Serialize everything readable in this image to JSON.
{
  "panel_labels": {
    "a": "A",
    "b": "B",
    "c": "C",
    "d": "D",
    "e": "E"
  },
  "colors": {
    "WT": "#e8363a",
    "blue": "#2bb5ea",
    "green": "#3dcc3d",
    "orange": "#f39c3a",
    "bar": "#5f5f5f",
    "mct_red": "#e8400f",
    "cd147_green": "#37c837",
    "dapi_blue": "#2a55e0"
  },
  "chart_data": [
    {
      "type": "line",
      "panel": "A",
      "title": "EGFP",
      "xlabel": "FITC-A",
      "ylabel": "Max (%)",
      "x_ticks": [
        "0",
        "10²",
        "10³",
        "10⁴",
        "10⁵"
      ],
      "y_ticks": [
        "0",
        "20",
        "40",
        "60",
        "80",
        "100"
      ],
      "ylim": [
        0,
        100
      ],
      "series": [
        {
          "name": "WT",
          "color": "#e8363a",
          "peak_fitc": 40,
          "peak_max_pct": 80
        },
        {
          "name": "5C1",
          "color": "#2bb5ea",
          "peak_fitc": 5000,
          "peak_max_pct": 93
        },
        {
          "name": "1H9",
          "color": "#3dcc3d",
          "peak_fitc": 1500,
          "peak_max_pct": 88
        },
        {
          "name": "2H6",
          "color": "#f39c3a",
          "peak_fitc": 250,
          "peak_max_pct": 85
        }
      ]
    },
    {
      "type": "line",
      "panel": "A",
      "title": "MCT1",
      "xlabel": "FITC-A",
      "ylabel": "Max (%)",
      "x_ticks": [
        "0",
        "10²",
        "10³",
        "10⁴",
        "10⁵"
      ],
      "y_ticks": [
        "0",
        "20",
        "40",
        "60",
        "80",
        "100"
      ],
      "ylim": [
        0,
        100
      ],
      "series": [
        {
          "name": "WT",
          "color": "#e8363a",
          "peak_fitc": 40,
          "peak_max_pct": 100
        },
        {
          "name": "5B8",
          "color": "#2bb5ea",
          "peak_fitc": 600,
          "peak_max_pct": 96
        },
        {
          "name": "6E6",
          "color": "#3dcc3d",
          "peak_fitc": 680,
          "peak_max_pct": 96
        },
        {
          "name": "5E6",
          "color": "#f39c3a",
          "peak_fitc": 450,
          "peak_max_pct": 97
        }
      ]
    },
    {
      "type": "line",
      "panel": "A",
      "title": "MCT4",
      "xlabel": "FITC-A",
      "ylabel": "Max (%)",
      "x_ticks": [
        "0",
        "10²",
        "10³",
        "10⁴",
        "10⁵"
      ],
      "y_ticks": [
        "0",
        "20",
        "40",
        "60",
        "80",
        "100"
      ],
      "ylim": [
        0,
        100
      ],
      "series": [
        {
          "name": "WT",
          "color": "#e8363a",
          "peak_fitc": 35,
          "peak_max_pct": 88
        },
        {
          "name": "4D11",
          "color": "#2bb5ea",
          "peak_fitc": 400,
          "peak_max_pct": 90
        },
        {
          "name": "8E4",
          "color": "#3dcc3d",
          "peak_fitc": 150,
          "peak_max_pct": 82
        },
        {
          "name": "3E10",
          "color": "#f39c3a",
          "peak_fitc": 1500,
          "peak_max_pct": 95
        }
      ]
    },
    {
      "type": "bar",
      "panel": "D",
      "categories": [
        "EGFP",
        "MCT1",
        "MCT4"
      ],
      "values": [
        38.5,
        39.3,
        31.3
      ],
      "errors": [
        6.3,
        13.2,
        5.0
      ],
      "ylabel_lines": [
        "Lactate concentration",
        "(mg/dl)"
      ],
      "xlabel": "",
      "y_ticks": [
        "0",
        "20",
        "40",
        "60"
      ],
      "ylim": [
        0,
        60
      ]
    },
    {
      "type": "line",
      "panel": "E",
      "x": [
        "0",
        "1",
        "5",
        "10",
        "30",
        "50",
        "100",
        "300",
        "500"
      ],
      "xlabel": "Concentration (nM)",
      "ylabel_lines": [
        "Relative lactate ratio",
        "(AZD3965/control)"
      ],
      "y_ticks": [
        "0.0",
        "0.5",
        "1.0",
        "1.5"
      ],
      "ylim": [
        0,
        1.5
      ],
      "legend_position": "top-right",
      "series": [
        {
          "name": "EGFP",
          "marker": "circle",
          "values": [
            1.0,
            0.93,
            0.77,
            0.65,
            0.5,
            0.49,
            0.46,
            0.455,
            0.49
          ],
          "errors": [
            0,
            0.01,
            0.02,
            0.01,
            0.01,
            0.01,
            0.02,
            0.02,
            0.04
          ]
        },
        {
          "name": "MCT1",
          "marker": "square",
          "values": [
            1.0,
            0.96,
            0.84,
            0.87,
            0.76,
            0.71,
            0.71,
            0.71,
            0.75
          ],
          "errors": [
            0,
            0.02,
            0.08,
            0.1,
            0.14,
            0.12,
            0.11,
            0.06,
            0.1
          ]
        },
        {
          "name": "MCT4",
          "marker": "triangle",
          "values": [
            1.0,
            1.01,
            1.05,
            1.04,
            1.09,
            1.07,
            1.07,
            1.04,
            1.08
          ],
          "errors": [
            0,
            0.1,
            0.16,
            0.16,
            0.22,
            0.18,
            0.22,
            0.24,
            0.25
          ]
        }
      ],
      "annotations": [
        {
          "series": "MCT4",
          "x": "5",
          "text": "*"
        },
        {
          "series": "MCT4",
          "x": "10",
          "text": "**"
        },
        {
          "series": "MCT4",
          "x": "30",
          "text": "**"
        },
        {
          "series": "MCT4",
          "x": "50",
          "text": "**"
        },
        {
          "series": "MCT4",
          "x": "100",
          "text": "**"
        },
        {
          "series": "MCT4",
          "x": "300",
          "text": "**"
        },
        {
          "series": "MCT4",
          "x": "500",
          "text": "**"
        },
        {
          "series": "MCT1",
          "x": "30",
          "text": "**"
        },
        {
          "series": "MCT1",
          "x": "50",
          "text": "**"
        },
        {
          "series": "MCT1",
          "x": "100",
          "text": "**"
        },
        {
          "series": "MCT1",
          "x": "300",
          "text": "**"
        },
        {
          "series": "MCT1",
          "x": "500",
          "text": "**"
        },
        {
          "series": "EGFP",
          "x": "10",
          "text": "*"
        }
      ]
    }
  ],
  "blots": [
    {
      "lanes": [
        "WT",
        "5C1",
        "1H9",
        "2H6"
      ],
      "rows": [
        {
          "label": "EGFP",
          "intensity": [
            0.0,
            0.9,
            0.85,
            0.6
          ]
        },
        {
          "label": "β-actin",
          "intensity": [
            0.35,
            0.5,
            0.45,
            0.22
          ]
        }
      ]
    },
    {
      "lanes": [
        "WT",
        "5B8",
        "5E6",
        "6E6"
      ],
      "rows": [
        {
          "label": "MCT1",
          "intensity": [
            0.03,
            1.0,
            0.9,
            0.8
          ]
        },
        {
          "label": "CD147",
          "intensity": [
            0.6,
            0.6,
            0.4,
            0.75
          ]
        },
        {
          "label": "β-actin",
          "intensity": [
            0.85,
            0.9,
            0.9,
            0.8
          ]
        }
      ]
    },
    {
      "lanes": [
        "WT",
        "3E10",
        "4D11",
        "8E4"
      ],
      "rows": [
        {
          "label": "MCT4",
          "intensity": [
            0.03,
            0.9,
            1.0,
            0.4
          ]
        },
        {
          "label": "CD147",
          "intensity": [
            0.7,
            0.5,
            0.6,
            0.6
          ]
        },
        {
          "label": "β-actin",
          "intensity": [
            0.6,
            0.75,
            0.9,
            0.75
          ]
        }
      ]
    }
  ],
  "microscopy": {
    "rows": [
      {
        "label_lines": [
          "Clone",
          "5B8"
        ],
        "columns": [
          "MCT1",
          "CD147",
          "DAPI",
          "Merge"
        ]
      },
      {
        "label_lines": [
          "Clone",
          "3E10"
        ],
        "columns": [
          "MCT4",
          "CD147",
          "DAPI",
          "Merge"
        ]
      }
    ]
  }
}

++++

> [YOUR GOAL]:
In the listing, find every line containing the word "marker" and list it.

> [RESULT FOR THIS TASK]:
          "marker": "circle",
          "marker": "square",
          "marker": "triangle",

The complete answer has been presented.